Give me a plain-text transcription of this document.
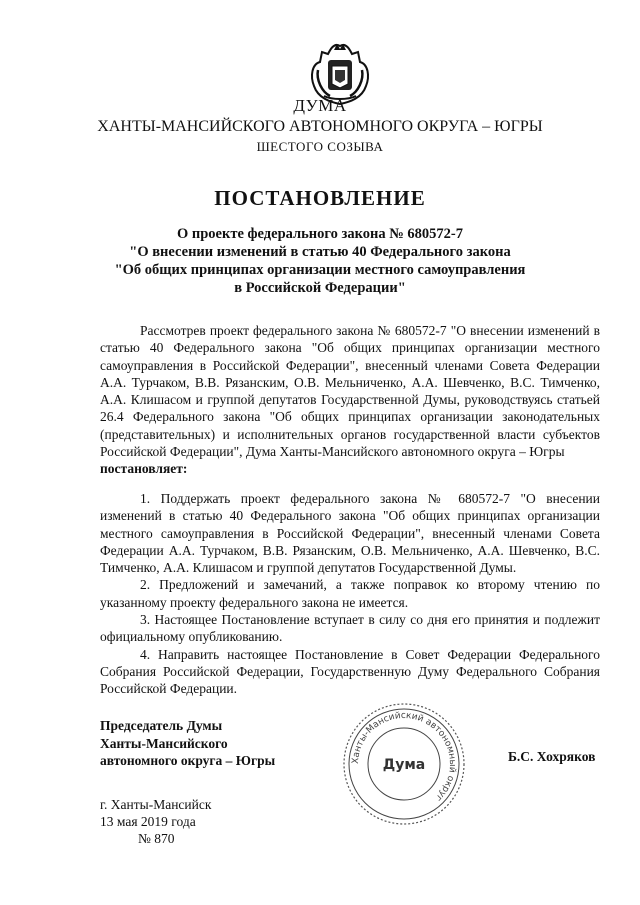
ДУМА
ХАНТЫ-МАНСИЙСКОГО АВТОНОМНОГО ОКРУГА – ЮГРЫ
ШЕСТОГО СОЗЫВА
ПОСТАНОВЛЕНИЕ
О проекте федерального закона № 680572-7
"О внесении изменений в статью 40 Федерального закона
"Об общих принципах организации местного самоуправления
в Российской Федерации"

Рассмотрев проект федерального закона № 680572-7 "О внесении изменений в статью 40 Федерального закона "Об общих принципах организации местного самоуправления в Российской Федерации", внесенный членами Совета Федерации А.А. Турчаком, В.В. Рязанским, О.В. Мельниченко, А.А. Шевченко, В.С. Тимченко, А.А. Клишасом и группой депутатов Государственной Думы, руководствуясь статьей 26.4 Федерального закона "Об общих принципах организации законодательных (представительных) и исполнительных органов государственной власти субъектов Российской Федерации", Дума Ханты-Мансийского автономного округа – Югры
постановляет:

1. Поддержать проект федерального закона № 680572-7 "О внесении изменений в статью 40 Федерального закона "Об общих принципах организации местного самоуправления в Российской Федерации", внесенный членами Совета Федерации А.А. Турчаком, В.В. Рязанским, О.В. Мельниченко, А.А. Шевченко, В.С. Тимченко, А.А. Клишасом и группой депутатов Государственной Думы.

2. Предложений и замечаний, а также поправок ко второму чтению по указанному проекту федерального закона не имеется.

3. Настоящее Постановление вступает в силу со дня его принятия и подлежит официальному опубликованию.

4. Направить настоящее Постановление в Совет Федерации Федерального Собрания Российской Федерации, Государственную Думу Федерального Собрания Российской Федерации.

Председатель Думы
Ханты-Мансийского
автономного округа – Югры	Ханты-Мансийский автономный округ
Дума
Б.С. Хохряков
г. Ханты-Мансийск
13 мая 2019 года
№ 870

● ● ● ● ●

WRITTEN PROBLEM
Pictures are to be left out; the records above must be repeated word for word.

COMPLETED TASK
Give me a plain-text transcription of this document.
ДУМА
ХАНТЫ-МАНСИЙСКОГО АВТОНОМНОГО ОКРУГА – ЮГРЫ
ШЕСТОГО СОЗЫВА
ПОСТАНОВЛЕНИЕ
О проекте федерального закона № 680572-7
"О внесении изменений в статью 40 Федерального закона
"Об общих принципах организации местного самоуправления
в Российской Федерации"

Рассмотрев проект федерального закона № 680572-7 "О внесении изменений в статью 40 Федерального закона "Об общих принципах организации местного самоуправления в Российской Федерации", внесенный членами Совета Федерации А.А. Турчаком, В.В. Рязанским, О.В. Мельниченко, А.А. Шевченко, В.С. Тимченко, А.А. Клишасом и группой депутатов Государственной Думы, руководствуясь статьей 26.4 Федерального закона "Об общих принципах организации законодательных (представительных) и исполнительных органов государственной власти субъектов Российской Федерации", Дума Ханты-Мансийского автономного округа – Югры
постановляет:

1. Поддержать проект федерального закона № 680572-7 "О внесении изменений в статью 40 Федерального закона "Об общих принципах организации местного самоуправления в Российской Федерации", внесенный членами Совета Федерации А.А. Турчаком, В.В. Рязанским, О.В. Мельниченко, А.А. Шевченко, В.С. Тимченко, А.А. Клишасом и группой депутатов Государственной Думы.

2. Предложений и замечаний, а также поправок ко второму чтению по указанному проекту федерального закона не имеется.

3. Настоящее Постановление вступает в силу со дня его принятия и подлежит официальному опубликованию.

4. Направить настоящее Постановление в Совет Федерации Федерального Собрания Российской Федерации, Государственную Думу Федерального Собрания Российской Федерации.

Председатель Думы
Ханты-Мансийского
автономного округа – Югры	Ханты-Мансийский автономный округ
Дума
Б.С. Хохряков
г. Ханты-Мансийск
13 мая 2019 года
№ 870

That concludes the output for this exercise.